— Begin —

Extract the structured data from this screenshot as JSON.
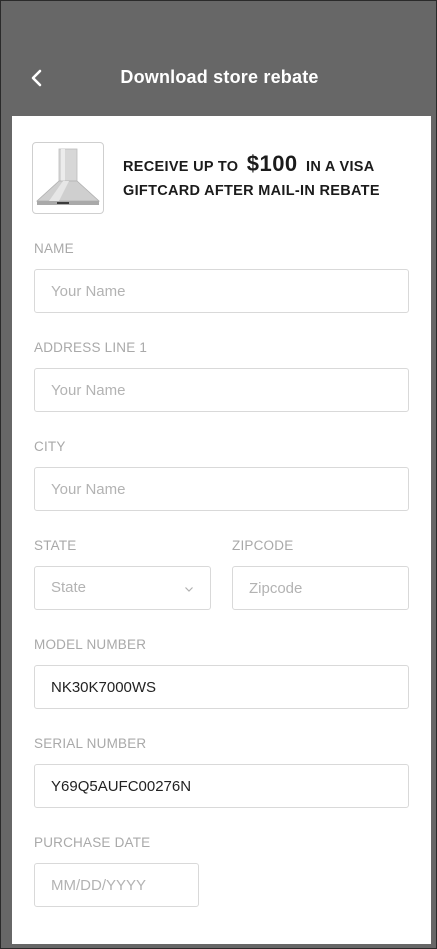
{
  "header": {
    "title": "Download store rebate",
    "back_icon": "chevron-left-icon"
  },
  "promo": {
    "image_icon": "range-hood-icon",
    "prefix": "RECEIVE UP TO",
    "amount": "$100",
    "suffix": "IN A VISA",
    "line2": "GIFTCARD AFTER MAIL-IN REBATE"
  },
  "form": {
    "name": {
      "label": "NAME",
      "placeholder": "Your Name"
    },
    "address": {
      "label": "ADDRESS LINE 1",
      "placeholder": "Your Name"
    },
    "city": {
      "label": "CITY",
      "placeholder": "Your Name"
    },
    "state": {
      "label": "STATE",
      "value": "State",
      "icon": "chevron-down-icon"
    },
    "zipcode": {
      "label": "ZIPCODE",
      "placeholder": "Zipcode"
    },
    "model_number": {
      "label": "MODEL NUMBER",
      "value": "NK30K7000WS"
    },
    "serial_number": {
      "label": "SERIAL NUMBER",
      "value": "Y69Q5AUFC00276N"
    },
    "purchase_date": {
      "label": "PURCHASE DATE",
      "placeholder": "MM/DD/YYYY"
    }
  },
  "colors": {
    "header_bg": "#676767",
    "card_bg": "#ffffff",
    "label": "#a9a9a9",
    "border": "#d9d9d9"
  }
}
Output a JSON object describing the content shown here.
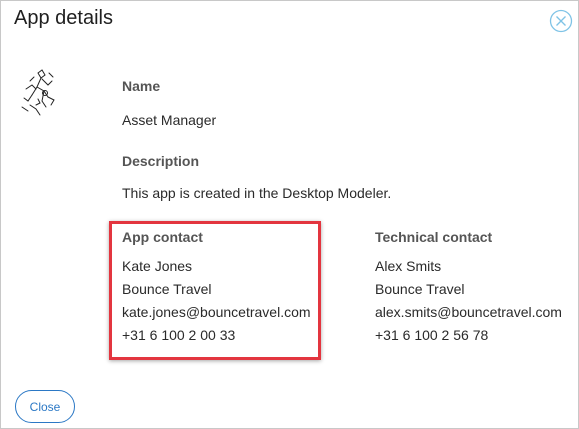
{
  "dialog": {
    "title": "App details",
    "close_icon": "close-circle-icon",
    "app_icon": "app-sketch-icon"
  },
  "name": {
    "label": "Name",
    "value": "Asset Manager"
  },
  "description": {
    "label": "Description",
    "value": "This app is created in the Desktop Modeler."
  },
  "app_contact": {
    "label": "App contact",
    "name": "Kate Jones",
    "company": "Bounce Travel",
    "email": "kate.jones@bouncetravel.com",
    "phone": "+31 6 100 2 00 33"
  },
  "technical_contact": {
    "label": "Technical contact",
    "name": "Alex Smits",
    "company": "Bounce Travel",
    "email": "alex.smits@bouncetravel.com",
    "phone": "+31 6 100 2 56 78"
  },
  "footer": {
    "close_label": "Close"
  },
  "colors": {
    "accent": "#2b78c5",
    "highlight": "#e3353f",
    "close_icon": "#7fc3e6"
  }
}
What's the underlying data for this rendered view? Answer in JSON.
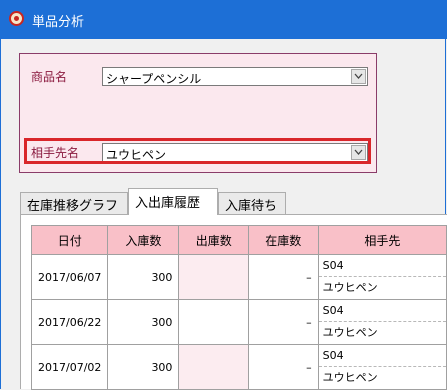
{
  "window": {
    "title": "単品分析",
    "icon": "app-logo-icon"
  },
  "filters": {
    "product_label": "商品名",
    "product_value": "シャープペンシル",
    "partner_label": "相手先名",
    "partner_value": "ユウヒペン"
  },
  "tabs": [
    {
      "label": "在庫推移グラフ",
      "active": false
    },
    {
      "label": "入出庫履歴",
      "active": true
    },
    {
      "label": "入庫待ち",
      "active": false
    }
  ],
  "table": {
    "columns": [
      "日付",
      "入庫数",
      "出庫数",
      "在庫数",
      "相手先"
    ],
    "rows": [
      {
        "date": "2017/06/07",
        "in": "300",
        "out": "",
        "stock": "–",
        "partner_code": "S04",
        "partner_name": "ユウヒペン"
      },
      {
        "date": "2017/06/22",
        "in": "300",
        "out": "",
        "stock": "–",
        "partner_code": "S04",
        "partner_name": "ユウヒペン"
      },
      {
        "date": "2017/07/02",
        "in": "300",
        "out": "",
        "stock": "–",
        "partner_code": "S04",
        "partner_name": "ユウヒペン"
      }
    ]
  },
  "colors": {
    "titlebar": "#1d6fd6",
    "panel_bg": "#fbe8ee",
    "highlight": "#d9262a",
    "header_bg": "#f9c0c8"
  }
}
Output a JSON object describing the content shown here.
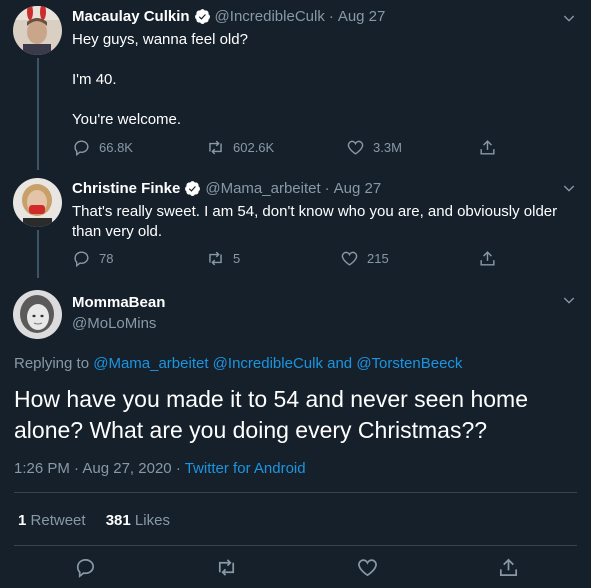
{
  "tweets": [
    {
      "name": "Macaulay Culkin",
      "handle": "@IncredibleCulk",
      "sep": "·",
      "date": "Aug 27",
      "lines": [
        "Hey guys, wanna feel old?",
        "I'm 40.",
        "You're welcome."
      ],
      "replies": "66.8K",
      "retweets": "602.6K",
      "likes": "3.3M"
    },
    {
      "name": "Christine Finke",
      "handle": "@Mama_arbeitet",
      "sep": "·",
      "date": "Aug 27",
      "lines": [
        "That's really sweet. I am 54, don't know who you are, and obviously older",
        "than very old."
      ],
      "replies": "78",
      "retweets": "5",
      "likes": "215"
    }
  ],
  "main": {
    "name": "MommaBean",
    "handle": "@MoLoMins",
    "replying_prefix": "Replying to",
    "replying_to": [
      "@Mama_arbeitet",
      "@IncredibleCulk",
      "and",
      "@TorstenBeeck"
    ],
    "text_lines": [
      "How have you made it to 54 and never seen home",
      "alone? What are you doing every Christmas??"
    ],
    "time": "1:26 PM",
    "sep": "·",
    "date": "Aug 27, 2020",
    "source_sep": "·",
    "source": "Twitter for Android",
    "retweet_count": "1",
    "retweet_label": "Retweet",
    "like_count": "381",
    "like_label": "Likes"
  },
  "colors": {
    "background": "#15202b",
    "muted": "#8899a6",
    "link": "#1b95e0",
    "divider": "#38444d",
    "verified": "#1da1f2"
  },
  "icons": [
    "reply-icon",
    "retweet-icon",
    "like-icon",
    "share-icon",
    "chevron-down-icon",
    "verified-badge-icon"
  ]
}
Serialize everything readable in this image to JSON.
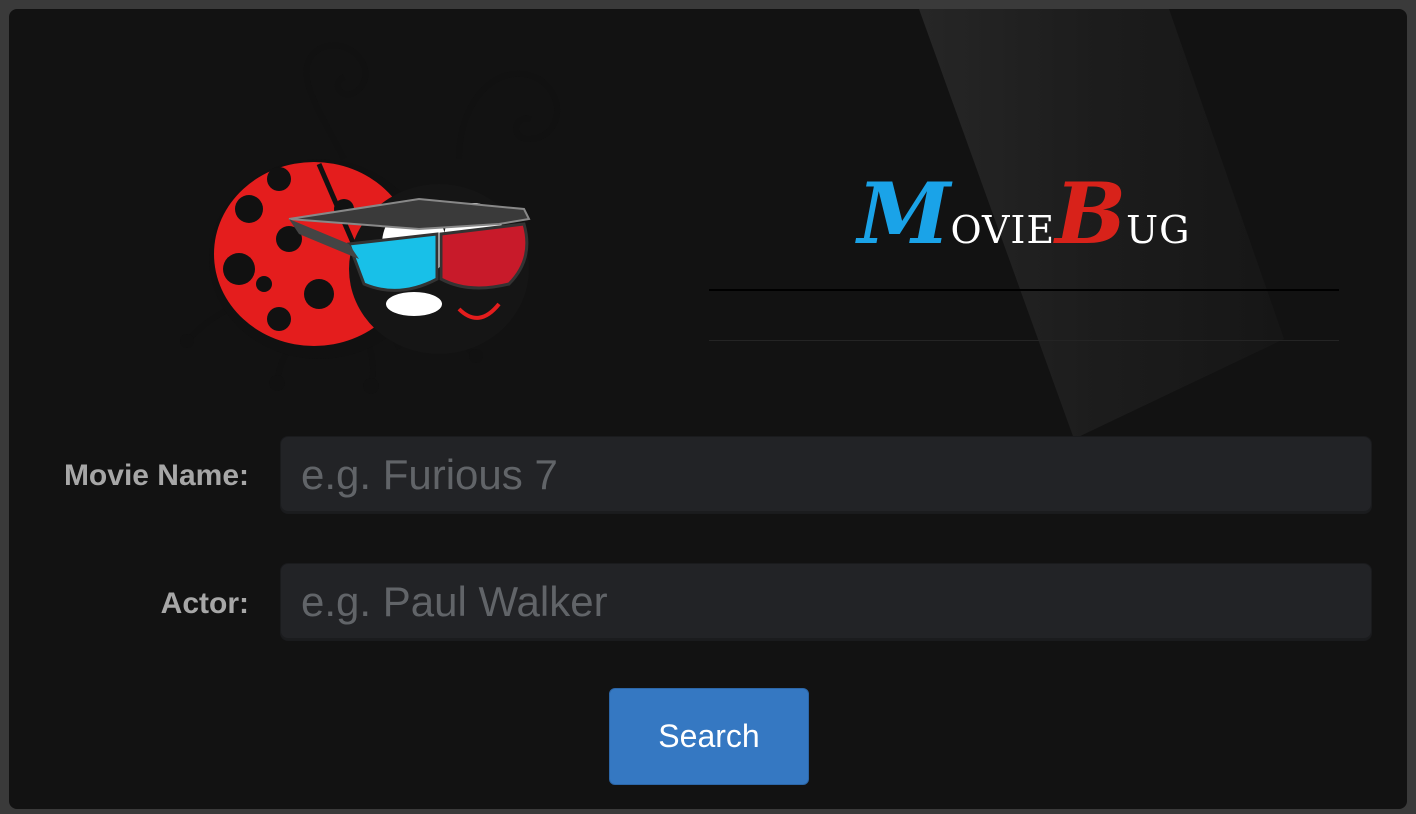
{
  "brand": {
    "cap1": "M",
    "rest1": "ovie",
    "cap2": "B",
    "rest2": "ug",
    "accent_blue": "#1aa3e8",
    "accent_red": "#d8221a"
  },
  "logo": {
    "icon": "ladybug-with-3d-glasses"
  },
  "form": {
    "movie_label": "Movie Name:",
    "movie_placeholder": "e.g. Furious 7",
    "movie_value": "",
    "actor_label": "Actor:",
    "actor_placeholder": "e.g. Paul Walker",
    "actor_value": "",
    "search_label": "Search",
    "button_color": "#3578c2"
  }
}
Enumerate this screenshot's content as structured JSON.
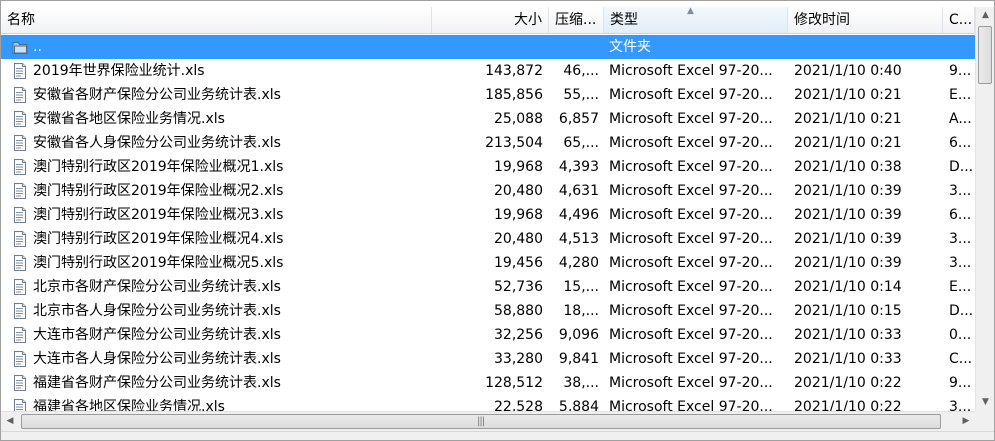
{
  "columns": {
    "name": "名称",
    "size": "大小",
    "packed": "压缩...",
    "type": "类型",
    "modified": "修改时间",
    "crc": "C..."
  },
  "sort": {
    "column": "type",
    "direction": "ascending"
  },
  "selection_color": "#3399ff",
  "rows": [
    {
      "name": "..",
      "size": "",
      "packed": "",
      "type": "文件夹",
      "modified": "",
      "crc": "",
      "icon": "folder-up-icon",
      "selected": true
    },
    {
      "name": "2019年世界保险业统计.xls",
      "size": "143,872",
      "packed": "46,...",
      "type": "Microsoft Excel 97-20...",
      "modified": "2021/1/10 0:40",
      "crc": "9...",
      "icon": "xls-file-icon"
    },
    {
      "name": "安徽省各财产保险分公司业务统计表.xls",
      "size": "185,856",
      "packed": "55,...",
      "type": "Microsoft Excel 97-20...",
      "modified": "2021/1/10 0:21",
      "crc": "E...",
      "icon": "xls-file-icon"
    },
    {
      "name": "安徽省各地区保险业务情况.xls",
      "size": "25,088",
      "packed": "6,857",
      "type": "Microsoft Excel 97-20...",
      "modified": "2021/1/10 0:21",
      "crc": "A...",
      "icon": "xls-file-icon"
    },
    {
      "name": "安徽省各人身保险分公司业务统计表.xls",
      "size": "213,504",
      "packed": "65,...",
      "type": "Microsoft Excel 97-20...",
      "modified": "2021/1/10 0:21",
      "crc": "6...",
      "icon": "xls-file-icon"
    },
    {
      "name": "澳门特别行政区2019年保险业概况1.xls",
      "size": "19,968",
      "packed": "4,393",
      "type": "Microsoft Excel 97-20...",
      "modified": "2021/1/10 0:38",
      "crc": "D...",
      "icon": "xls-file-icon"
    },
    {
      "name": "澳门特别行政区2019年保险业概况2.xls",
      "size": "20,480",
      "packed": "4,631",
      "type": "Microsoft Excel 97-20...",
      "modified": "2021/1/10 0:39",
      "crc": "3...",
      "icon": "xls-file-icon"
    },
    {
      "name": "澳门特别行政区2019年保险业概况3.xls",
      "size": "19,968",
      "packed": "4,496",
      "type": "Microsoft Excel 97-20...",
      "modified": "2021/1/10 0:39",
      "crc": "6...",
      "icon": "xls-file-icon"
    },
    {
      "name": "澳门特别行政区2019年保险业概况4.xls",
      "size": "20,480",
      "packed": "4,513",
      "type": "Microsoft Excel 97-20...",
      "modified": "2021/1/10 0:39",
      "crc": "3...",
      "icon": "xls-file-icon"
    },
    {
      "name": "澳门特别行政区2019年保险业概况5.xls",
      "size": "19,456",
      "packed": "4,280",
      "type": "Microsoft Excel 97-20...",
      "modified": "2021/1/10 0:39",
      "crc": "3...",
      "icon": "xls-file-icon"
    },
    {
      "name": "北京市各财产保险分公司业务统计表.xls",
      "size": "52,736",
      "packed": "15,...",
      "type": "Microsoft Excel 97-20...",
      "modified": "2021/1/10 0:14",
      "crc": "E...",
      "icon": "xls-file-icon"
    },
    {
      "name": "北京市各人身保险分公司业务统计表.xls",
      "size": "58,880",
      "packed": "18,...",
      "type": "Microsoft Excel 97-20...",
      "modified": "2021/1/10 0:15",
      "crc": "D...",
      "icon": "xls-file-icon"
    },
    {
      "name": "大连市各财产保险分公司业务统计表.xls",
      "size": "32,256",
      "packed": "9,096",
      "type": "Microsoft Excel 97-20...",
      "modified": "2021/1/10 0:33",
      "crc": "0...",
      "icon": "xls-file-icon"
    },
    {
      "name": "大连市各人身保险分公司业务统计表.xls",
      "size": "33,280",
      "packed": "9,841",
      "type": "Microsoft Excel 97-20...",
      "modified": "2021/1/10 0:33",
      "crc": "C...",
      "icon": "xls-file-icon"
    },
    {
      "name": "福建省各财产保险分公司业务统计表.xls",
      "size": "128,512",
      "packed": "38,...",
      "type": "Microsoft Excel 97-20...",
      "modified": "2021/1/10 0:22",
      "crc": "9...",
      "icon": "xls-file-icon"
    },
    {
      "name": "福建省各地区保险业务情况.xls",
      "size": "22,528",
      "packed": "5,884",
      "type": "Microsoft Excel 97-20...",
      "modified": "2021/1/10 0:22",
      "crc": "3...",
      "icon": "xls-file-icon"
    }
  ]
}
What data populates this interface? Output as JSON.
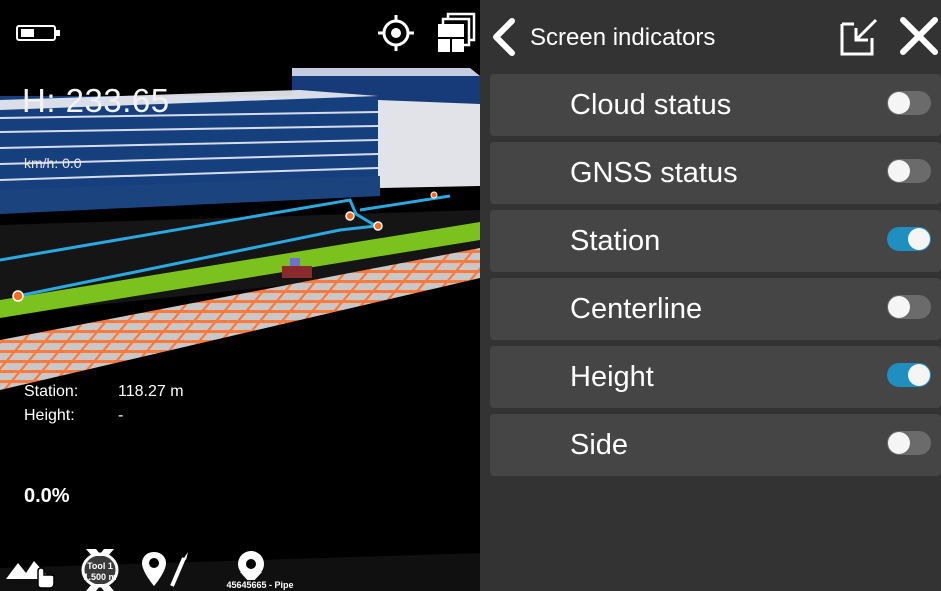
{
  "viewport": {
    "height_readout": "H: 233.65",
    "speed_readout": "km/h: 0.0",
    "station_label": "Station:",
    "station_value": "118.27 m",
    "height_label": "Height:",
    "height_value": "-",
    "progress_readout": "0.0%",
    "tool_name": "Tool 1",
    "tool_size": "1.500 m",
    "pipe_label": "45645665 - Pipe"
  },
  "panel": {
    "title": "Screen indicators",
    "items": [
      {
        "label": "Cloud status",
        "enabled": false
      },
      {
        "label": "GNSS status",
        "enabled": false
      },
      {
        "label": "Station",
        "enabled": true
      },
      {
        "label": "Centerline",
        "enabled": false
      },
      {
        "label": "Height",
        "enabled": true
      },
      {
        "label": "Side",
        "enabled": false
      }
    ]
  },
  "colors": {
    "toggle_on": "#1f8fbf",
    "toggle_off": "#6b6b6b",
    "panel_bg": "#333333",
    "row_bg": "#454545",
    "route_line": "#2aa8e0",
    "ground_strip": "#7cc21e",
    "rail_grid": "#ff7a3c"
  },
  "icons": {
    "battery": "battery-icon",
    "target": "target-icon",
    "layers": "layers-icon",
    "back": "chevron-left-icon",
    "minimize": "minimize-icon",
    "close": "close-icon",
    "terrain": "terrain-icon",
    "tool": "tool-icon",
    "route": "route-icon",
    "pipe": "pipe-icon"
  }
}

— End —

TASK INSTRUCTIONS
Without any pictures, write out the lines running from the one containing "What data populates" through the end of the listing above, both included, exactly as given.

TASK RESPONSE
What data populates this interface? Output as JSON.
{
  "viewport": {
    "height_readout": "H: 233.65",
    "speed_readout": "km/h: 0.0",
    "station_label": "Station:",
    "station_value": "118.27 m",
    "height_label": "Height:",
    "height_value": "-",
    "progress_readout": "0.0%",
    "tool_name": "Tool 1",
    "tool_size": "1.500 m",
    "pipe_label": "45645665 - Pipe"
  },
  "panel": {
    "title": "Screen indicators",
    "items": [
      {
        "label": "Cloud status",
        "enabled": false
      },
      {
        "label": "GNSS status",
        "enabled": false
      },
      {
        "label": "Station",
        "enabled": true
      },
      {
        "label": "Centerline",
        "enabled": false
      },
      {
        "label": "Height",
        "enabled": true
      },
      {
        "label": "Side",
        "enabled": false
      }
    ]
  },
  "colors": {
    "toggle_on": "#1f8fbf",
    "toggle_off": "#6b6b6b",
    "panel_bg": "#333333",
    "row_bg": "#454545",
    "route_line": "#2aa8e0",
    "ground_strip": "#7cc21e",
    "rail_grid": "#ff7a3c"
  },
  "icons": {
    "battery": "battery-icon",
    "target": "target-icon",
    "layers": "layers-icon",
    "back": "chevron-left-icon",
    "minimize": "minimize-icon",
    "close": "close-icon",
    "terrain": "terrain-icon",
    "tool": "tool-icon",
    "route": "route-icon",
    "pipe": "pipe-icon"
  }
}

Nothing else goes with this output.